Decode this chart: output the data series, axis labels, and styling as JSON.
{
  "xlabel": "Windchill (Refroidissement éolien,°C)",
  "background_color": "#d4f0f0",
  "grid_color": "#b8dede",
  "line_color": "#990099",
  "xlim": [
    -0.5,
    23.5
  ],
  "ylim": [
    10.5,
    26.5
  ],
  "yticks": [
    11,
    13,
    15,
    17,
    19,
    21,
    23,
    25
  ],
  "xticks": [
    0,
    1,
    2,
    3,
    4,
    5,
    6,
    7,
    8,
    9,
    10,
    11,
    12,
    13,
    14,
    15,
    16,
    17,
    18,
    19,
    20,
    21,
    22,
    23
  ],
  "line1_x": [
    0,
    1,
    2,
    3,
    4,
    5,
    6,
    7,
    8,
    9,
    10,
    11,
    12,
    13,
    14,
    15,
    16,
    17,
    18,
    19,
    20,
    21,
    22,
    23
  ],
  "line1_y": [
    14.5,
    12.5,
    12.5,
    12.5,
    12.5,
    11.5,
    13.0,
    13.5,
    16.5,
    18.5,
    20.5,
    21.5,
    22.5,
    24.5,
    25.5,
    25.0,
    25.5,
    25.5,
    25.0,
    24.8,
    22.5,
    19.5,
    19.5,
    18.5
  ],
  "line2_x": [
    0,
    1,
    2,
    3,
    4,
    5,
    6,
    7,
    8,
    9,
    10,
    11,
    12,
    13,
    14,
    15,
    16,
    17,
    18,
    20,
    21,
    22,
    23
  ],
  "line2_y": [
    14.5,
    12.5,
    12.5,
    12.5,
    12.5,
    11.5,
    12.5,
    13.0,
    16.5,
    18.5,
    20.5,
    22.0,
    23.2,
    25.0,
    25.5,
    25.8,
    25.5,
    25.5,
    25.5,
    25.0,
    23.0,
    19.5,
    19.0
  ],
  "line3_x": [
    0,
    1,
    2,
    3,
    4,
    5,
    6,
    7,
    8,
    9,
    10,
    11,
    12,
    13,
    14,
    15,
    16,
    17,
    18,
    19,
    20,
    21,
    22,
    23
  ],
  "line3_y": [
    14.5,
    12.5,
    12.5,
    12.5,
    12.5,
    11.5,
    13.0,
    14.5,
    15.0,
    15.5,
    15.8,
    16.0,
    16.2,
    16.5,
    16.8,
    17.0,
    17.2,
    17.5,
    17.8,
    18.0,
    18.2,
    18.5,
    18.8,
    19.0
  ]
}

★ ★ ★

> Task:
Copy all the records above exactly, missing none.

> Full solution:
Decode this chart: output the data series, axis labels, and styling as JSON.
{
  "xlabel": "Windchill (Refroidissement éolien,°C)",
  "background_color": "#d4f0f0",
  "grid_color": "#b8dede",
  "line_color": "#990099",
  "xlim": [
    -0.5,
    23.5
  ],
  "ylim": [
    10.5,
    26.5
  ],
  "yticks": [
    11,
    13,
    15,
    17,
    19,
    21,
    23,
    25
  ],
  "xticks": [
    0,
    1,
    2,
    3,
    4,
    5,
    6,
    7,
    8,
    9,
    10,
    11,
    12,
    13,
    14,
    15,
    16,
    17,
    18,
    19,
    20,
    21,
    22,
    23
  ],
  "line1_x": [
    0,
    1,
    2,
    3,
    4,
    5,
    6,
    7,
    8,
    9,
    10,
    11,
    12,
    13,
    14,
    15,
    16,
    17,
    18,
    19,
    20,
    21,
    22,
    23
  ],
  "line1_y": [
    14.5,
    12.5,
    12.5,
    12.5,
    12.5,
    11.5,
    13.0,
    13.5,
    16.5,
    18.5,
    20.5,
    21.5,
    22.5,
    24.5,
    25.5,
    25.0,
    25.5,
    25.5,
    25.0,
    24.8,
    22.5,
    19.5,
    19.5,
    18.5
  ],
  "line2_x": [
    0,
    1,
    2,
    3,
    4,
    5,
    6,
    7,
    8,
    9,
    10,
    11,
    12,
    13,
    14,
    15,
    16,
    17,
    18,
    20,
    21,
    22,
    23
  ],
  "line2_y": [
    14.5,
    12.5,
    12.5,
    12.5,
    12.5,
    11.5,
    12.5,
    13.0,
    16.5,
    18.5,
    20.5,
    22.0,
    23.2,
    25.0,
    25.5,
    25.8,
    25.5,
    25.5,
    25.5,
    25.0,
    23.0,
    19.5,
    19.0
  ],
  "line3_x": [
    0,
    1,
    2,
    3,
    4,
    5,
    6,
    7,
    8,
    9,
    10,
    11,
    12,
    13,
    14,
    15,
    16,
    17,
    18,
    19,
    20,
    21,
    22,
    23
  ],
  "line3_y": [
    14.5,
    12.5,
    12.5,
    12.5,
    12.5,
    11.5,
    13.0,
    14.5,
    15.0,
    15.5,
    15.8,
    16.0,
    16.2,
    16.5,
    16.8,
    17.0,
    17.2,
    17.5,
    17.8,
    18.0,
    18.2,
    18.5,
    18.8,
    19.0
  ]
}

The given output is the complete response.